■ What to produce ■
Show all lines from the data that include the word "exclusion".

## Begin Raw data

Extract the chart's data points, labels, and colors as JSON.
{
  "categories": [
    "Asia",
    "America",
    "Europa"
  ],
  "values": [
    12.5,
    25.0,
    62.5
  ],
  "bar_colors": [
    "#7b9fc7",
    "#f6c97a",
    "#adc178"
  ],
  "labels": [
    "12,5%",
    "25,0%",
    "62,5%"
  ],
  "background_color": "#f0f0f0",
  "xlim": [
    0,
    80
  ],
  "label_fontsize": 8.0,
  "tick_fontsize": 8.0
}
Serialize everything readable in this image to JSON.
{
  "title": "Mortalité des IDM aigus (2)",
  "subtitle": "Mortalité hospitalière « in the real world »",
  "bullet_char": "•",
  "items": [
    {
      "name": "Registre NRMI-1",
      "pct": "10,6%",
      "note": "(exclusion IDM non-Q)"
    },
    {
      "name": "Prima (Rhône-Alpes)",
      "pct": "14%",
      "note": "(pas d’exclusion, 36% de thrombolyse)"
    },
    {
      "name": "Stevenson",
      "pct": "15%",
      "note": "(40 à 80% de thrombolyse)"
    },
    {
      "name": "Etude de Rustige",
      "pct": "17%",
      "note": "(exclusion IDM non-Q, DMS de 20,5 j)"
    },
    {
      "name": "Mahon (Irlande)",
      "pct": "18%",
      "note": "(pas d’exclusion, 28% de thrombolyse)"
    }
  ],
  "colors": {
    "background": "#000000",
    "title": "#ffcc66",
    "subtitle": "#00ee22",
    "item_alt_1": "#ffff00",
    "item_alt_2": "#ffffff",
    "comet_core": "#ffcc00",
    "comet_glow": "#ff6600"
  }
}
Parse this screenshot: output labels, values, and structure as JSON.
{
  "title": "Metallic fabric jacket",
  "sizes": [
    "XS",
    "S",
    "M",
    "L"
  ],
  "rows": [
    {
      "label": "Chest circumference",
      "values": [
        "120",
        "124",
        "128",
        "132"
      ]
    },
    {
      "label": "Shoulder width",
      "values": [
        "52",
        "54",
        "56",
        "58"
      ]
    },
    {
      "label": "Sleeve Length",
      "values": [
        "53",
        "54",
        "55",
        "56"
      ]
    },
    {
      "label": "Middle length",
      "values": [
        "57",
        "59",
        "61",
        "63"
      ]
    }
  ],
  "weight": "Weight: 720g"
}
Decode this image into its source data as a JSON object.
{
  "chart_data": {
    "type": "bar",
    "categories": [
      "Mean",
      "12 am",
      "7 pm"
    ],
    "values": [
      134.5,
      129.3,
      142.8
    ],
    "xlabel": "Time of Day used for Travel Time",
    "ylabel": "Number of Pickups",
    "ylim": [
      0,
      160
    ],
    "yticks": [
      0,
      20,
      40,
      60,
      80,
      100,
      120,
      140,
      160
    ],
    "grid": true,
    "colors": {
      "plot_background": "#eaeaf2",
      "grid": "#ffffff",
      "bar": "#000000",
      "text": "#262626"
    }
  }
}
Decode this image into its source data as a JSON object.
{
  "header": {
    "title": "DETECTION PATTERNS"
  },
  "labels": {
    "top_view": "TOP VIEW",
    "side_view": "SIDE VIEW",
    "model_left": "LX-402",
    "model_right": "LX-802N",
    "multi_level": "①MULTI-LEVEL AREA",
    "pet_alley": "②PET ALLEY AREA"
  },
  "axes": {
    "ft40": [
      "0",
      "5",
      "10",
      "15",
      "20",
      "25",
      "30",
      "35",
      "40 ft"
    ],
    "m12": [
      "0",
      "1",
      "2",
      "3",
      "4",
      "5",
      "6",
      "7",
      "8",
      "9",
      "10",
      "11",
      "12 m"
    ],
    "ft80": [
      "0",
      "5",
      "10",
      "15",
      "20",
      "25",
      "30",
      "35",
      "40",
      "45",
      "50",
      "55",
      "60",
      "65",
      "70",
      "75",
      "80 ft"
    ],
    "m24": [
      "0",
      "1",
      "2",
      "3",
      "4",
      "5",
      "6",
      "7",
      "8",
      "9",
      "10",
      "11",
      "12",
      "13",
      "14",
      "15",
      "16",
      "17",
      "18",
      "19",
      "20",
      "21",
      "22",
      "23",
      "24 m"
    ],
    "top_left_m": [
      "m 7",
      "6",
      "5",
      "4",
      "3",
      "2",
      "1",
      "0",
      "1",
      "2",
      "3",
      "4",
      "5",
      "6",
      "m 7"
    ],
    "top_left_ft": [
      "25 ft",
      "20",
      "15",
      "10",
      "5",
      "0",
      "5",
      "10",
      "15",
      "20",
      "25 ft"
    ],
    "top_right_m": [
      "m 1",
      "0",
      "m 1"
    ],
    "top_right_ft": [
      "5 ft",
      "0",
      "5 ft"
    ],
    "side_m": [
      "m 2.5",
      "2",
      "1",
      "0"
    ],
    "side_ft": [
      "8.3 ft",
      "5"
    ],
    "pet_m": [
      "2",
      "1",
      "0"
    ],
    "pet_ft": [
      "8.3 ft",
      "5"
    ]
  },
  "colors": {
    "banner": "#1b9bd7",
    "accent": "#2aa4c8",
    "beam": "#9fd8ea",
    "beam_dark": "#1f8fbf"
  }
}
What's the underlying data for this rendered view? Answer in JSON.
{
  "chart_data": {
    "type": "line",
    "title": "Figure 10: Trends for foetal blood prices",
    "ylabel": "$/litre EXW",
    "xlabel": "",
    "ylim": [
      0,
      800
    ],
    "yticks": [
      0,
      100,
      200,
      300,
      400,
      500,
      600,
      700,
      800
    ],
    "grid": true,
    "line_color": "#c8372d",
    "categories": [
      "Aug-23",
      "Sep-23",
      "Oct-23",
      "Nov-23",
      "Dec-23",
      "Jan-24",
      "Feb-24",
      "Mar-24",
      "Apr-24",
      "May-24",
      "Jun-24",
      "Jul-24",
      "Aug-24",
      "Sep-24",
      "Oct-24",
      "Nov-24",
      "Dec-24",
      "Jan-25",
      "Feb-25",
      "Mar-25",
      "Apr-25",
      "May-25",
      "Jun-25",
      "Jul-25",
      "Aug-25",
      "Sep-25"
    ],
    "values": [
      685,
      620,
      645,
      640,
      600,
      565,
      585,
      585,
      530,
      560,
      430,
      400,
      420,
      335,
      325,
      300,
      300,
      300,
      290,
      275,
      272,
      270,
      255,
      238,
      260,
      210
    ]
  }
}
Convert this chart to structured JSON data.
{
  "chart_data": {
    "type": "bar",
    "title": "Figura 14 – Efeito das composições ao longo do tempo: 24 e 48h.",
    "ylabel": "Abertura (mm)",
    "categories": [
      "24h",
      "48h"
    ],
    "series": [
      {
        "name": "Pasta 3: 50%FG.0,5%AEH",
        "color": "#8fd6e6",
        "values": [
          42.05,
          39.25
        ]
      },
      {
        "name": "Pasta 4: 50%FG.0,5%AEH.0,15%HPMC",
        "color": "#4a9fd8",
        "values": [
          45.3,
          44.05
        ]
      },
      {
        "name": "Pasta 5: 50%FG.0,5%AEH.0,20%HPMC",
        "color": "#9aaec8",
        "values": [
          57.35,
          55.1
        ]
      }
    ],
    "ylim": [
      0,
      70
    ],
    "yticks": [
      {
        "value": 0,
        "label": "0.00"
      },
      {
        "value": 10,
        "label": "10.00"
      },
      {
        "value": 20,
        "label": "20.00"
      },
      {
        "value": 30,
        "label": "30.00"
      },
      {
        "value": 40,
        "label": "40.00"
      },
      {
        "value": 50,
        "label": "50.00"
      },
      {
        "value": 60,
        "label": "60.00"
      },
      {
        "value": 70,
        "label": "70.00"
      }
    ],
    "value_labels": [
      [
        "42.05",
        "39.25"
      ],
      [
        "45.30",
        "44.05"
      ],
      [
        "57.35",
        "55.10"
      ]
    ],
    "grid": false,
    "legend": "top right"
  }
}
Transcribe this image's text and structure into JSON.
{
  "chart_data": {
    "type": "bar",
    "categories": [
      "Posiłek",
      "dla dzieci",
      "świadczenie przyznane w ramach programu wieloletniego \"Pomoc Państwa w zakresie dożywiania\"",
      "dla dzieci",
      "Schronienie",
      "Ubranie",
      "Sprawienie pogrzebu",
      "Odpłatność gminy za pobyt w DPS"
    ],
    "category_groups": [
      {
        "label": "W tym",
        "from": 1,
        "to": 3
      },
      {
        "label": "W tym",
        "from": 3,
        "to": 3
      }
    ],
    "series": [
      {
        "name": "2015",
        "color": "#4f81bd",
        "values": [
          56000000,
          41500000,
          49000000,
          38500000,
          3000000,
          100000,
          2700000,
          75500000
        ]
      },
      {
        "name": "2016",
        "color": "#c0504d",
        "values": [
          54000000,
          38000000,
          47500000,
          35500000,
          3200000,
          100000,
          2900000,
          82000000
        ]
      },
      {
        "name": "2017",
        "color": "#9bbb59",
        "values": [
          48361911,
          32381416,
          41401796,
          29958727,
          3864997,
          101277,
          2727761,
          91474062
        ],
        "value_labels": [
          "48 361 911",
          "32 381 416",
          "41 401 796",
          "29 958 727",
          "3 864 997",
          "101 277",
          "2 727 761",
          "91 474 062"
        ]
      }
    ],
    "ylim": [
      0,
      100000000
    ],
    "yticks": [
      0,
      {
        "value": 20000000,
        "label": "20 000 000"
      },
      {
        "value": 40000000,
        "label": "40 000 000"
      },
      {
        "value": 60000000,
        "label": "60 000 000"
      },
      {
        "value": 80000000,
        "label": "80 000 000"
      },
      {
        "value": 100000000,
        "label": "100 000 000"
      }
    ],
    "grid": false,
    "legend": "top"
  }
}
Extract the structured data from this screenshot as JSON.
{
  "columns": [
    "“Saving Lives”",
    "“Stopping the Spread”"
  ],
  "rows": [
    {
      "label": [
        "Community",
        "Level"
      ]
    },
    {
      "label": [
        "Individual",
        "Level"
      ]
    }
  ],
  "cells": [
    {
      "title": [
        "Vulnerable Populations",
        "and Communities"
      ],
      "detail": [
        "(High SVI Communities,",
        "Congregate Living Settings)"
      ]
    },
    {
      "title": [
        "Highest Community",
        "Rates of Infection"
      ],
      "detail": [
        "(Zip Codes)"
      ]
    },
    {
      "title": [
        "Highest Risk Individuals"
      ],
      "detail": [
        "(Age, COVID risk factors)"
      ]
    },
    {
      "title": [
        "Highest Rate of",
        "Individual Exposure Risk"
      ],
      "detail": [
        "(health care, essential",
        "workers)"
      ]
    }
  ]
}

## End Raw data

■ Solution for this problem ■
      "note": "(exclusion IDM non-Q)"
      "note": "(pas d’exclusion, 36% de thrombolyse)"
      "note": "(exclusion IDM non-Q, DMS de 20,5 j)"
      "note": "(pas d’exclusion, 28% de thrombolyse)"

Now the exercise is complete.